--- begin ---

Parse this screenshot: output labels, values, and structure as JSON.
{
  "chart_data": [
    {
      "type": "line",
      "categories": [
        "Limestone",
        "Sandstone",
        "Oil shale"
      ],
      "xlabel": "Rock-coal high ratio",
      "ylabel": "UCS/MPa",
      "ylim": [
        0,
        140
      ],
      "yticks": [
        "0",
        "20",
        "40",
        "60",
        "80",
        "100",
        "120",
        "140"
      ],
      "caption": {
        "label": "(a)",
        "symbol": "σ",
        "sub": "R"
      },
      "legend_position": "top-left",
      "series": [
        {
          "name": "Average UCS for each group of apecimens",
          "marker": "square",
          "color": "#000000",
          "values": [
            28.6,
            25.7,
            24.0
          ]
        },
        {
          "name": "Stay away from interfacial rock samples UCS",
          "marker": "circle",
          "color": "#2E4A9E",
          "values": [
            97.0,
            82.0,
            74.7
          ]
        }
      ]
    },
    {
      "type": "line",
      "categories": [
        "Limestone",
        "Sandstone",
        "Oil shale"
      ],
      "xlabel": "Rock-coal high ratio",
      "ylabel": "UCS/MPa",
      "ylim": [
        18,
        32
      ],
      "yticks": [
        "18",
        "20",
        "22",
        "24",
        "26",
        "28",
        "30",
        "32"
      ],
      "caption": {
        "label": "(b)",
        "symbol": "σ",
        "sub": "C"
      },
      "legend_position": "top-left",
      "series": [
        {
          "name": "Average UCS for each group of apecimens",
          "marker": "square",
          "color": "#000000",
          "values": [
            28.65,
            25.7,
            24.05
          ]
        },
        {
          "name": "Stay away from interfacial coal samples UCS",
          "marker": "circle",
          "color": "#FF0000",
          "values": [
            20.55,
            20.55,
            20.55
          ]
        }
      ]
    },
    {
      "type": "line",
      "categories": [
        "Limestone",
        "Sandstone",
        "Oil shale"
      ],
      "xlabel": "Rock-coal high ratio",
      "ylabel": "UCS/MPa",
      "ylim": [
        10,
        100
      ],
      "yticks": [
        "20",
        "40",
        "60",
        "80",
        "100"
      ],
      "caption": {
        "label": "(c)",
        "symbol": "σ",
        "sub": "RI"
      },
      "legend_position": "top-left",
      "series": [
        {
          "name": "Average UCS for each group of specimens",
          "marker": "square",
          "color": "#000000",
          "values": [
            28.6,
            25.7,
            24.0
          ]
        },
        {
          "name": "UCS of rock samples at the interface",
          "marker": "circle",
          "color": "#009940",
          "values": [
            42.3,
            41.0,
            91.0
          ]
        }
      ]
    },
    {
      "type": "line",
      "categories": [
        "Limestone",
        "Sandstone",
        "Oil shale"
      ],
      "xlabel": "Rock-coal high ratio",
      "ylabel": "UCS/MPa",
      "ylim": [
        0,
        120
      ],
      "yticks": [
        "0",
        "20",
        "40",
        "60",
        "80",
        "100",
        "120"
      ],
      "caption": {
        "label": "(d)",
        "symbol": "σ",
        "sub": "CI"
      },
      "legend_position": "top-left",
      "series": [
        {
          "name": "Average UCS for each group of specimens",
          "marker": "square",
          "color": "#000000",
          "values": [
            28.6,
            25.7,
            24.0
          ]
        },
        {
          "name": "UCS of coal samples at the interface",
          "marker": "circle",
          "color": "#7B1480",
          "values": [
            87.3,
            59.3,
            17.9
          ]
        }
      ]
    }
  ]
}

--- end ---

The records above are to be copied in full, exactly as written.

Parse this screenshot: output labels, values, and structure as JSON.
{
  "chart_data": [
    {
      "type": "line",
      "categories": [
        "Limestone",
        "Sandstone",
        "Oil shale"
      ],
      "xlabel": "Rock-coal high ratio",
      "ylabel": "UCS/MPa",
      "ylim": [
        0,
        140
      ],
      "yticks": [
        "0",
        "20",
        "40",
        "60",
        "80",
        "100",
        "120",
        "140"
      ],
      "caption": {
        "label": "(a)",
        "symbol": "σ",
        "sub": "R"
      },
      "legend_position": "top-left",
      "series": [
        {
          "name": "Average UCS for each group of apecimens",
          "marker": "square",
          "color": "#000000",
          "values": [
            28.6,
            25.7,
            24.0
          ]
        },
        {
          "name": "Stay away from interfacial rock samples UCS",
          "marker": "circle",
          "color": "#2E4A9E",
          "values": [
            97.0,
            82.0,
            74.7
          ]
        }
      ]
    },
    {
      "type": "line",
      "categories": [
        "Limestone",
        "Sandstone",
        "Oil shale"
      ],
      "xlabel": "Rock-coal high ratio",
      "ylabel": "UCS/MPa",
      "ylim": [
        18,
        32
      ],
      "yticks": [
        "18",
        "20",
        "22",
        "24",
        "26",
        "28",
        "30",
        "32"
      ],
      "caption": {
        "label": "(b)",
        "symbol": "σ",
        "sub": "C"
      },
      "legend_position": "top-left",
      "series": [
        {
          "name": "Average UCS for each group of apecimens",
          "marker": "square",
          "color": "#000000",
          "values": [
            28.65,
            25.7,
            24.05
          ]
        },
        {
          "name": "Stay away from interfacial coal samples UCS",
          "marker": "circle",
          "color": "#FF0000",
          "values": [
            20.55,
            20.55,
            20.55
          ]
        }
      ]
    },
    {
      "type": "line",
      "categories": [
        "Limestone",
        "Sandstone",
        "Oil shale"
      ],
      "xlabel": "Rock-coal high ratio",
      "ylabel": "UCS/MPa",
      "ylim": [
        10,
        100
      ],
      "yticks": [
        "20",
        "40",
        "60",
        "80",
        "100"
      ],
      "caption": {
        "label": "(c)",
        "symbol": "σ",
        "sub": "RI"
      },
      "legend_position": "top-left",
      "series": [
        {
          "name": "Average UCS for each group of specimens",
          "marker": "square",
          "color": "#000000",
          "values": [
            28.6,
            25.7,
            24.0
          ]
        },
        {
          "name": "UCS of rock samples at the interface",
          "marker": "circle",
          "color": "#009940",
          "values": [
            42.3,
            41.0,
            91.0
          ]
        }
      ]
    },
    {
      "type": "line",
      "categories": [
        "Limestone",
        "Sandstone",
        "Oil shale"
      ],
      "xlabel": "Rock-coal high ratio",
      "ylabel": "UCS/MPa",
      "ylim": [
        0,
        120
      ],
      "yticks": [
        "0",
        "20",
        "40",
        "60",
        "80",
        "100",
        "120"
      ],
      "caption": {
        "label": "(d)",
        "symbol": "σ",
        "sub": "CI"
      },
      "legend_position": "top-left",
      "series": [
        {
          "name": "Average UCS for each group of specimens",
          "marker": "square",
          "color": "#000000",
          "values": [
            28.6,
            25.7,
            24.0
          ]
        },
        {
          "name": "UCS of coal samples at the interface",
          "marker": "circle",
          "color": "#7B1480",
          "values": [
            87.3,
            59.3,
            17.9
          ]
        }
      ]
    }
  ]
}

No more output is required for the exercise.